Given entries:
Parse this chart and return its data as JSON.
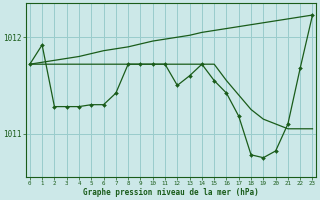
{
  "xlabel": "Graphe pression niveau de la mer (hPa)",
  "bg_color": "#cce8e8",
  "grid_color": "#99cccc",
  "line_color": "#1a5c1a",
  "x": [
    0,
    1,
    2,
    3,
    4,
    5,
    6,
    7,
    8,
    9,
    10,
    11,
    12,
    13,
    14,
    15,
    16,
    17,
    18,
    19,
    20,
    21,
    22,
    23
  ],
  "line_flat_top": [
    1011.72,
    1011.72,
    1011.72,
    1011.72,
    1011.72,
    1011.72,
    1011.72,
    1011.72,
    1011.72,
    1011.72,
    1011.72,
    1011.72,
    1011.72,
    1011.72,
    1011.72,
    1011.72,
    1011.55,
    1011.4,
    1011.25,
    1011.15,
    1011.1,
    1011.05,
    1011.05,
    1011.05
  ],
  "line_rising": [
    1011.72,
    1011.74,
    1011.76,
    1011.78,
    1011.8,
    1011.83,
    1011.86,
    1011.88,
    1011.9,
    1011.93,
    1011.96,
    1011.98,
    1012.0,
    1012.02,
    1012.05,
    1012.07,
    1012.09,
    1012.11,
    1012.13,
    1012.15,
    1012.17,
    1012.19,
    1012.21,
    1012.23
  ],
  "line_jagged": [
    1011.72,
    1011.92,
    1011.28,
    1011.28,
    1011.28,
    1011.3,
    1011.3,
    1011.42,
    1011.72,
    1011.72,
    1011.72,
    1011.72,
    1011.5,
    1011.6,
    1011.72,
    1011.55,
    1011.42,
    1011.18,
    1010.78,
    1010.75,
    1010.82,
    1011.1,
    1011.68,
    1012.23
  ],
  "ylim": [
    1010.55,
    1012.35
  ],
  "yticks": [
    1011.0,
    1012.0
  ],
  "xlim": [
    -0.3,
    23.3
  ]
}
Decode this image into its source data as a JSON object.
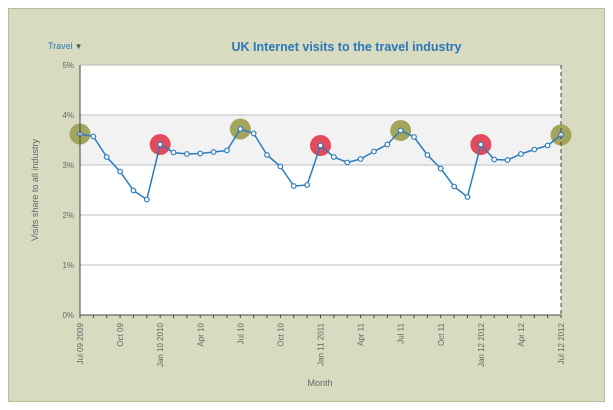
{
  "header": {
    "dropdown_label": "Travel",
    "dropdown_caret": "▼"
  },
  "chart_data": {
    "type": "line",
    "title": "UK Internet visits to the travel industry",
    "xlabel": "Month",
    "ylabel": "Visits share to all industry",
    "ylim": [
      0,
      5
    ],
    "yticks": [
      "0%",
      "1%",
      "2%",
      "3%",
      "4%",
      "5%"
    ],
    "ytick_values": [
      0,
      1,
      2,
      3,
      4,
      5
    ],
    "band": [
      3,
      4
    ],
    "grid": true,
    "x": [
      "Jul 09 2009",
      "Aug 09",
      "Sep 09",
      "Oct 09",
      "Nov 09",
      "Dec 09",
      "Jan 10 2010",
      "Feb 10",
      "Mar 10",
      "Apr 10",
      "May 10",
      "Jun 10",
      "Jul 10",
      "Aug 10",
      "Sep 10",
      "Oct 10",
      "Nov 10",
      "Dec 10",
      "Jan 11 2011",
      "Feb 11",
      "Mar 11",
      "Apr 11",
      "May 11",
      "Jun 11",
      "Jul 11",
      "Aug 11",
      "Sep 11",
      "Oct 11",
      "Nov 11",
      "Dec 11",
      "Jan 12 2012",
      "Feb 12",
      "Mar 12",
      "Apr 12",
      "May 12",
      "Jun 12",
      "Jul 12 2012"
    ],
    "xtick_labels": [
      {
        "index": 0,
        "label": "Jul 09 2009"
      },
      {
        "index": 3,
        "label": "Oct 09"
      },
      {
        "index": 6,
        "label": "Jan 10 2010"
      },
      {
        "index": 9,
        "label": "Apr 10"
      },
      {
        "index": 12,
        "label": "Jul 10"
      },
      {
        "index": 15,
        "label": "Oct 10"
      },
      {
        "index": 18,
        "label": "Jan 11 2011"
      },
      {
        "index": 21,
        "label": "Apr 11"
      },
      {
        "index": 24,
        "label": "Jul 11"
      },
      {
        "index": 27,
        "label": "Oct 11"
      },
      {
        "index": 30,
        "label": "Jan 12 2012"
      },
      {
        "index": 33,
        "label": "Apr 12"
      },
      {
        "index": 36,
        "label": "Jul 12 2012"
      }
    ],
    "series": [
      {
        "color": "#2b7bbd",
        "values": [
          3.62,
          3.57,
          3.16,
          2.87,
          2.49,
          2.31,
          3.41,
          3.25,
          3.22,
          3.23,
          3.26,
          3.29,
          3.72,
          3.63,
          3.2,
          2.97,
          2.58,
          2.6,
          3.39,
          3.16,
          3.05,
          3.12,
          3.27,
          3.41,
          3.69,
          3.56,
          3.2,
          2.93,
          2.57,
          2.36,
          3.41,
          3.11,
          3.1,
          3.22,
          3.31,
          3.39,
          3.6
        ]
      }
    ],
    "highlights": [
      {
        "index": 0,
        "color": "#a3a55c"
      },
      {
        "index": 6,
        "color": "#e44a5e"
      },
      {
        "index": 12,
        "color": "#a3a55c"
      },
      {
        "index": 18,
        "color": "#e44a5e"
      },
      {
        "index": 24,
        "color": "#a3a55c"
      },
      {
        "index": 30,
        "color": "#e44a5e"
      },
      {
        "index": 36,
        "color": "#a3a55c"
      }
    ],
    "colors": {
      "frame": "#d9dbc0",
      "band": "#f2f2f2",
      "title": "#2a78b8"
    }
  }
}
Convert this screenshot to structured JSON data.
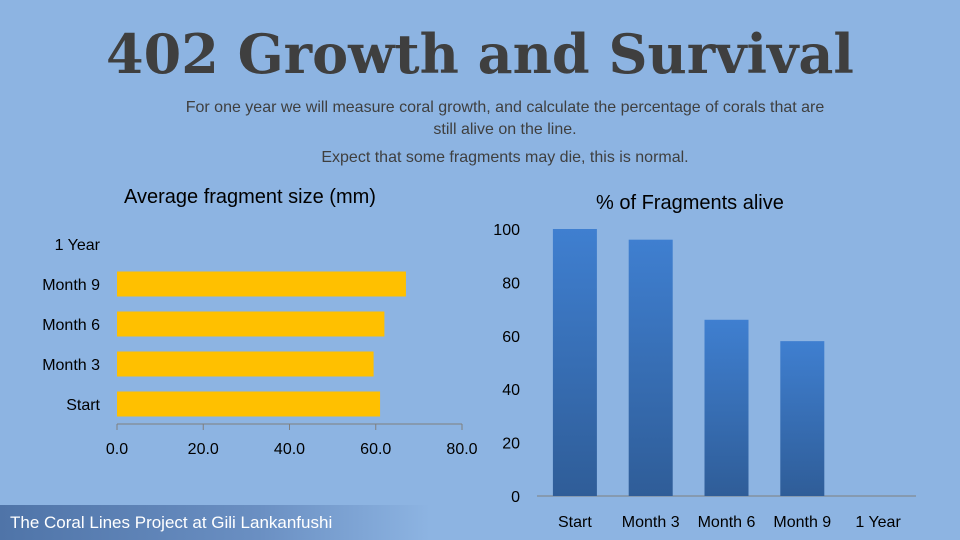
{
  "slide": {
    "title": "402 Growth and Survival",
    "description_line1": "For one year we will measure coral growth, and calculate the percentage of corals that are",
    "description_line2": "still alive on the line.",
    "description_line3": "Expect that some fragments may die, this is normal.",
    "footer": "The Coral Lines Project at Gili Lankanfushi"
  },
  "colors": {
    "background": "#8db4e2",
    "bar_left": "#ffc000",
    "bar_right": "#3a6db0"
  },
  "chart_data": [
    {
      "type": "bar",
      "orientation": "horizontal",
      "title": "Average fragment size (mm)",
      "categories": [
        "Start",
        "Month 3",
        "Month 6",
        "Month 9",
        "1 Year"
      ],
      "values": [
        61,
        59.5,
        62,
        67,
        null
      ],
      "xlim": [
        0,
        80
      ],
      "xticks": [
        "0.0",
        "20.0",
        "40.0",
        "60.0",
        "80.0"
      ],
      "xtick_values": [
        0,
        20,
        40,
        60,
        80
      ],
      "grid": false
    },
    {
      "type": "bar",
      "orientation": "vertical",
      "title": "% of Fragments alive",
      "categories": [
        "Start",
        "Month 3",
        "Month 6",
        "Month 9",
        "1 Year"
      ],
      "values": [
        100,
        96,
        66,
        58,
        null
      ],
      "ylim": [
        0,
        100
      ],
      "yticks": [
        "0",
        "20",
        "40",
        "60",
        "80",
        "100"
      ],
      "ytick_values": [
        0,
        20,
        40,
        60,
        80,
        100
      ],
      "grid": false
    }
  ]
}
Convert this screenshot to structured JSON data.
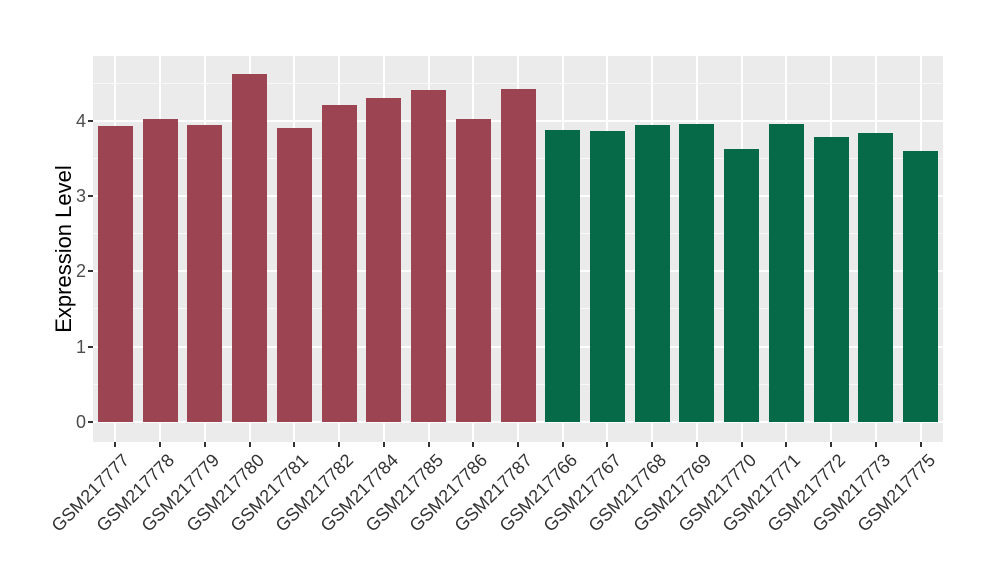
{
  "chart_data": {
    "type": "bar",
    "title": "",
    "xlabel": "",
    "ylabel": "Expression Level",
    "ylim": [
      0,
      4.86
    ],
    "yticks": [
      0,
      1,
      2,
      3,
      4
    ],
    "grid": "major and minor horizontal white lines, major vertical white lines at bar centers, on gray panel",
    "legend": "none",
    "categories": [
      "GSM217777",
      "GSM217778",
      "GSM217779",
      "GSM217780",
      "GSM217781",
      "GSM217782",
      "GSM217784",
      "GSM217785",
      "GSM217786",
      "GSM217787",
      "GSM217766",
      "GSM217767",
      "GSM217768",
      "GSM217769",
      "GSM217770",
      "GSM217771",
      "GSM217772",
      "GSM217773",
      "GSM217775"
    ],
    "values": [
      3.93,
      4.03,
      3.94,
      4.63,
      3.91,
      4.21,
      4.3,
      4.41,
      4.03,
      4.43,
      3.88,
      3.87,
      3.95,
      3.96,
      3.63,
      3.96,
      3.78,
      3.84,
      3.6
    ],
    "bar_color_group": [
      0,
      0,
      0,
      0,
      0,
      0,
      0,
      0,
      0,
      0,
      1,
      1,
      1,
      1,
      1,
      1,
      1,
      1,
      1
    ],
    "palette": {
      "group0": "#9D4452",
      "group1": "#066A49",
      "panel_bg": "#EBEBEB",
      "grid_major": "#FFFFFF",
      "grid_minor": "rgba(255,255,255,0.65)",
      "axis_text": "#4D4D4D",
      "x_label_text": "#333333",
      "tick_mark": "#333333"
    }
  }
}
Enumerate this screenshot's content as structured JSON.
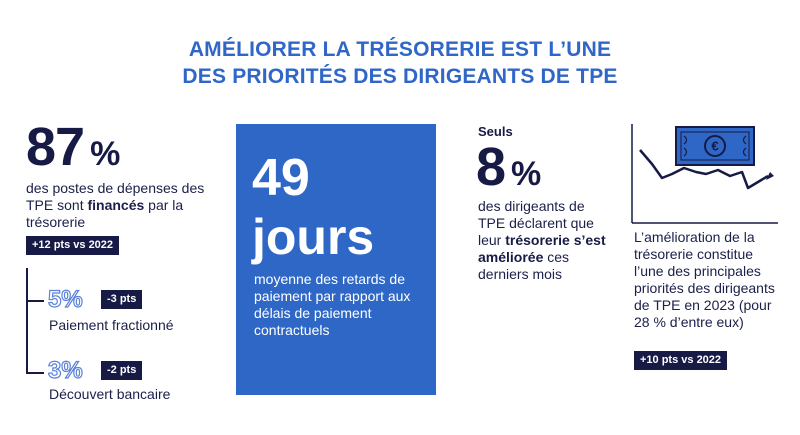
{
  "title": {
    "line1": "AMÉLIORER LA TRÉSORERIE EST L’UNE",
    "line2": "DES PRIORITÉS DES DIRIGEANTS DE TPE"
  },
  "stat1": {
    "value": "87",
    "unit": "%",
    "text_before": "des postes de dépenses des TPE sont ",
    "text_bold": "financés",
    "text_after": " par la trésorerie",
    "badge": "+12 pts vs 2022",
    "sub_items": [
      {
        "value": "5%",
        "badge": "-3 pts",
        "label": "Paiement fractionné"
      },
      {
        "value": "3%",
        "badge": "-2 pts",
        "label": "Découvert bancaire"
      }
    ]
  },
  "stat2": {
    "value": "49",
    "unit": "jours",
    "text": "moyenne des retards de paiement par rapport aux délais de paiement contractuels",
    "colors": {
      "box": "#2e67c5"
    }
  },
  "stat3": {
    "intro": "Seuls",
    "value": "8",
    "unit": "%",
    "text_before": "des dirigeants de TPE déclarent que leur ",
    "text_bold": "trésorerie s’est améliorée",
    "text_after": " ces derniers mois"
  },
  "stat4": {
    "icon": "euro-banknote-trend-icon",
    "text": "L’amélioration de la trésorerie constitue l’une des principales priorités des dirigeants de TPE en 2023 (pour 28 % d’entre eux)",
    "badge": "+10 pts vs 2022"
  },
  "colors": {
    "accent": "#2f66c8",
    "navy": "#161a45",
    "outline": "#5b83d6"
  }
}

Task requirements: Gather and copy every line of the data in which the string "badge" is found.

Reply to the task:
    "badge": "+12 pts vs 2022",
        "badge": "-3 pts",
        "badge": "-2 pts",
    "badge": "+10 pts vs 2022"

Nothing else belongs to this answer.